- JOB -
Exactly reproduce all the records, keeping pictures out of the copy.
* START RECORDS SHOWN *
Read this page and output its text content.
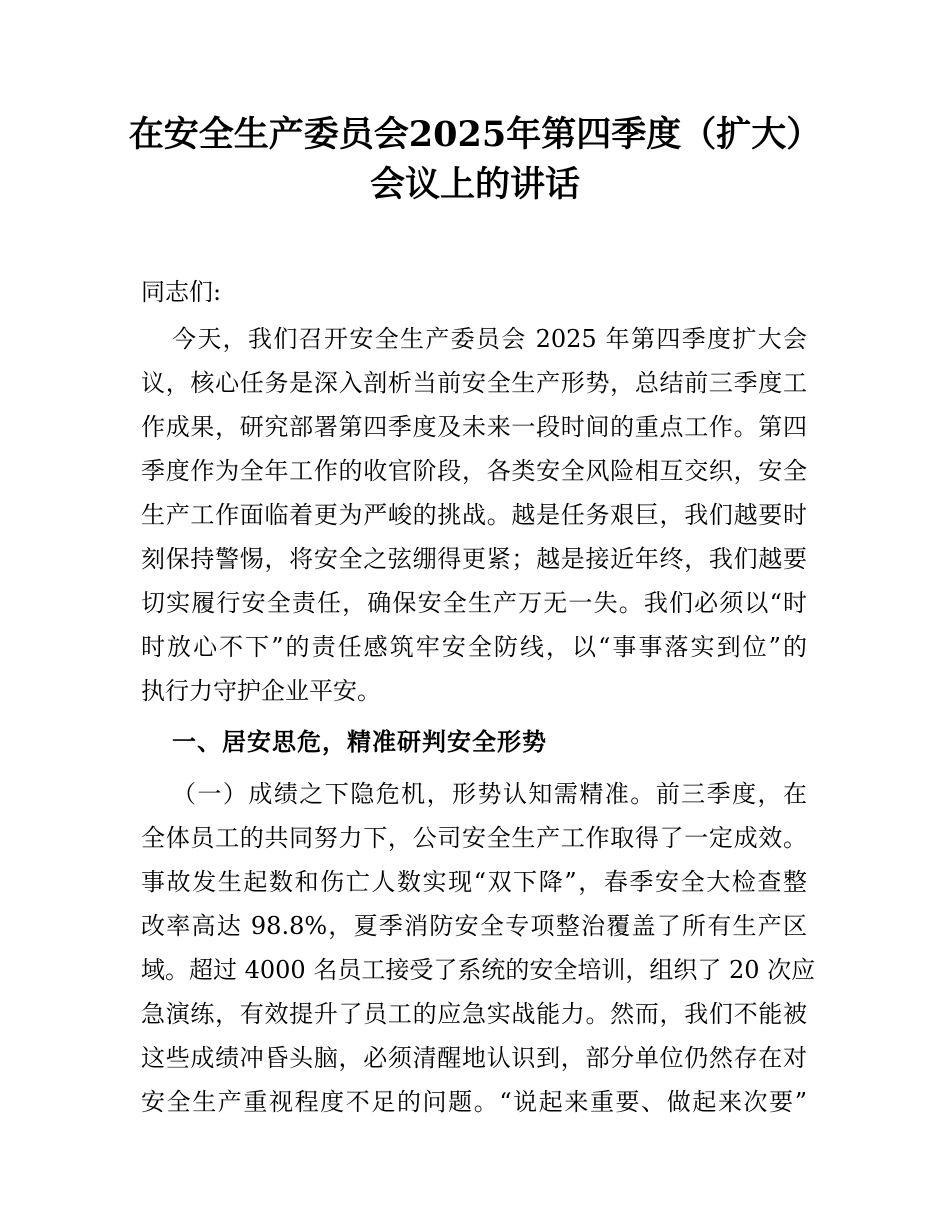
在安全生产委员会2025年第四季度（扩大）
会议上的讲话

同志们:

今天，我们召开安全生产委员会 2025 年第四季度扩大会

议，核心任务是深入剖析当前安全生产形势，总结前三季度工

作成果，研究部署第四季度及未来一段时间的重点工作。第四

季度作为全年工作的收官阶段，各类安全风险相互交织，安全

生产工作面临着更为严峻的挑战。越是任务艰巨，我们越要时

刻保持警惕，将安全之弦绷得更紧；越是接近年终，我们越要

切实履行安全责任，确保安全生产万无一失。我们必须以“时

时放心不下”的责任感筑牢安全防线，以“事事落实到位”的

执行力守护企业平安。

一、居安思危，精准研判安全形势

（一）成绩之下隐危机，形势认知需精准。前三季度，在

全体员工的共同努力下，公司安全生产工作取得了一定成效。

事故发生起数和伤亡人数实现“双下降”，春季安全大检查整

改率高达 98.8%，夏季消防安全专项整治覆盖了所有生产区

域。超过 4000 名员工接受了系统的安全培训，组织了 20 次应

急演练，有效提升了员工的应急实战能力。然而，我们不能被

这些成绩冲昏头脑，必须清醒地认识到，部分单位仍然存在对

安全生产重视程度不足的问题。“说起来重要、做起来次要”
* END RECORDS SHOWN *
- COMPLETE ANSWER -
Read this page and output its text content.
在安全生产委员会2025年第四季度（扩大）
会议上的讲话

同志们:

今天，我们召开安全生产委员会 2025 年第四季度扩大会

议，核心任务是深入剖析当前安全生产形势，总结前三季度工

作成果，研究部署第四季度及未来一段时间的重点工作。第四

季度作为全年工作的收官阶段，各类安全风险相互交织，安全

生产工作面临着更为严峻的挑战。越是任务艰巨，我们越要时

刻保持警惕，将安全之弦绷得更紧；越是接近年终，我们越要

切实履行安全责任，确保安全生产万无一失。我们必须以“时

时放心不下”的责任感筑牢安全防线，以“事事落实到位”的

执行力守护企业平安。

一、居安思危，精准研判安全形势

（一）成绩之下隐危机，形势认知需精准。前三季度，在

全体员工的共同努力下，公司安全生产工作取得了一定成效。

事故发生起数和伤亡人数实现“双下降”，春季安全大检查整

改率高达 98.8%，夏季消防安全专项整治覆盖了所有生产区

域。超过 4000 名员工接受了系统的安全培训，组织了 20 次应

急演练，有效提升了员工的应急实战能力。然而，我们不能被

这些成绩冲昏头脑，必须清醒地认识到，部分单位仍然存在对

安全生产重视程度不足的问题。“说起来重要、做起来次要”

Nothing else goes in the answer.